**YOUR OBJECTIVE**
Each record is to be printed again precisely as it reads.
— START RECORDS PROVIDED —
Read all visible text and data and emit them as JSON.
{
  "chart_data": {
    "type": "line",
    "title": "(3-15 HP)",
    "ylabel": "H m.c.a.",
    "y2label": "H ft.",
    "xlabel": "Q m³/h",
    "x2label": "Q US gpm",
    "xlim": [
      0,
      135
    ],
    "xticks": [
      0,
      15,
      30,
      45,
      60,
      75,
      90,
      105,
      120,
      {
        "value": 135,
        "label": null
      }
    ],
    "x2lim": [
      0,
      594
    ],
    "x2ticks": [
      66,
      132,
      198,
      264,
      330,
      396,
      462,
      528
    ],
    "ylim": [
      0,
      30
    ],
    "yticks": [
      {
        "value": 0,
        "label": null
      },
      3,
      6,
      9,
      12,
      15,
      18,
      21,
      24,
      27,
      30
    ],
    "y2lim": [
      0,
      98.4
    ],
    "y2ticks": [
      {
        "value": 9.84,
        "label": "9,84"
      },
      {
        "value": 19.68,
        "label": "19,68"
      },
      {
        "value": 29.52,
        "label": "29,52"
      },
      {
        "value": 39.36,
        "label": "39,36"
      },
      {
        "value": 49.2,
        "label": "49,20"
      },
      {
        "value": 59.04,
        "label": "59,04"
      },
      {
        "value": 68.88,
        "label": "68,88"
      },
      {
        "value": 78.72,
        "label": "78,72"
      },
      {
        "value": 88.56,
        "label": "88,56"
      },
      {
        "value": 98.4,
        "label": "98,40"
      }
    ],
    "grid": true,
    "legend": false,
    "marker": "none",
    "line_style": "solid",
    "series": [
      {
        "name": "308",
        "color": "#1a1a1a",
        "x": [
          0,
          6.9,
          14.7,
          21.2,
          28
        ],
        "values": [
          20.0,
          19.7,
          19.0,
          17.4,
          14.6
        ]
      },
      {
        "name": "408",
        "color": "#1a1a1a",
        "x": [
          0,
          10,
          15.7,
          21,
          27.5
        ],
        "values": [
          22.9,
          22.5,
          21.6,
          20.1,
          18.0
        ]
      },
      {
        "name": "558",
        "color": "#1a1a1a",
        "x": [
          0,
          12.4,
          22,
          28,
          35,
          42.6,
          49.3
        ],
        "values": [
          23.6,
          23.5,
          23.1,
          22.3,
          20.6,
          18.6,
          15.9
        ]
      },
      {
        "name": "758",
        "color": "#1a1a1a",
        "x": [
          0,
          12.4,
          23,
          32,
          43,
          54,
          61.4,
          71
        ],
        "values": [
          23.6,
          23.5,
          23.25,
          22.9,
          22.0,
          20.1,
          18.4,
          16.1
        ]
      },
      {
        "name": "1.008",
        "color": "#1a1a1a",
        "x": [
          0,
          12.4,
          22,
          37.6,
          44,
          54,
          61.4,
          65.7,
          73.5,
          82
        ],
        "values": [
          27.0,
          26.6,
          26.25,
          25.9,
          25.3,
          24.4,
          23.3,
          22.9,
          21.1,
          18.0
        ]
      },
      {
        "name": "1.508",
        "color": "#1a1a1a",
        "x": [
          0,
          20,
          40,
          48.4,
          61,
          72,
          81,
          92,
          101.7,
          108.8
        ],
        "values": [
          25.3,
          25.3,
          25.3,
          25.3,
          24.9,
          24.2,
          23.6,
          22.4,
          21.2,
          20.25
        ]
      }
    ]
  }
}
— END RECORDS PROVIDED —
**WORKED SOLUTION**
Read all visible text and data and emit them as JSON.
{
  "chart_data": {
    "type": "line",
    "title": "(3-15 HP)",
    "ylabel": "H m.c.a.",
    "y2label": "H ft.",
    "xlabel": "Q m³/h",
    "x2label": "Q US gpm",
    "xlim": [
      0,
      135
    ],
    "xticks": [
      0,
      15,
      30,
      45,
      60,
      75,
      90,
      105,
      120,
      {
        "value": 135,
        "label": null
      }
    ],
    "x2lim": [
      0,
      594
    ],
    "x2ticks": [
      66,
      132,
      198,
      264,
      330,
      396,
      462,
      528
    ],
    "ylim": [
      0,
      30
    ],
    "yticks": [
      {
        "value": 0,
        "label": null
      },
      3,
      6,
      9,
      12,
      15,
      18,
      21,
      24,
      27,
      30
    ],
    "y2lim": [
      0,
      98.4
    ],
    "y2ticks": [
      {
        "value": 9.84,
        "label": "9,84"
      },
      {
        "value": 19.68,
        "label": "19,68"
      },
      {
        "value": 29.52,
        "label": "29,52"
      },
      {
        "value": 39.36,
        "label": "39,36"
      },
      {
        "value": 49.2,
        "label": "49,20"
      },
      {
        "value": 59.04,
        "label": "59,04"
      },
      {
        "value": 68.88,
        "label": "68,88"
      },
      {
        "value": 78.72,
        "label": "78,72"
      },
      {
        "value": 88.56,
        "label": "88,56"
      },
      {
        "value": 98.4,
        "label": "98,40"
      }
    ],
    "grid": true,
    "legend": false,
    "marker": "none",
    "line_style": "solid",
    "series": [
      {
        "name": "308",
        "color": "#1a1a1a",
        "x": [
          0,
          6.9,
          14.7,
          21.2,
          28
        ],
        "values": [
          20.0,
          19.7,
          19.0,
          17.4,
          14.6
        ]
      },
      {
        "name": "408",
        "color": "#1a1a1a",
        "x": [
          0,
          10,
          15.7,
          21,
          27.5
        ],
        "values": [
          22.9,
          22.5,
          21.6,
          20.1,
          18.0
        ]
      },
      {
        "name": "558",
        "color": "#1a1a1a",
        "x": [
          0,
          12.4,
          22,
          28,
          35,
          42.6,
          49.3
        ],
        "values": [
          23.6,
          23.5,
          23.1,
          22.3,
          20.6,
          18.6,
          15.9
        ]
      },
      {
        "name": "758",
        "color": "#1a1a1a",
        "x": [
          0,
          12.4,
          23,
          32,
          43,
          54,
          61.4,
          71
        ],
        "values": [
          23.6,
          23.5,
          23.25,
          22.9,
          22.0,
          20.1,
          18.4,
          16.1
        ]
      },
      {
        "name": "1.008",
        "color": "#1a1a1a",
        "x": [
          0,
          12.4,
          22,
          37.6,
          44,
          54,
          61.4,
          65.7,
          73.5,
          82
        ],
        "values": [
          27.0,
          26.6,
          26.25,
          25.9,
          25.3,
          24.4,
          23.3,
          22.9,
          21.1,
          18.0
        ]
      },
      {
        "name": "1.508",
        "color": "#1a1a1a",
        "x": [
          0,
          20,
          40,
          48.4,
          61,
          72,
          81,
          92,
          101.7,
          108.8
        ],
        "values": [
          25.3,
          25.3,
          25.3,
          25.3,
          24.9,
          24.2,
          23.6,
          22.4,
          21.2,
          20.25
        ]
      }
    ]
  }
}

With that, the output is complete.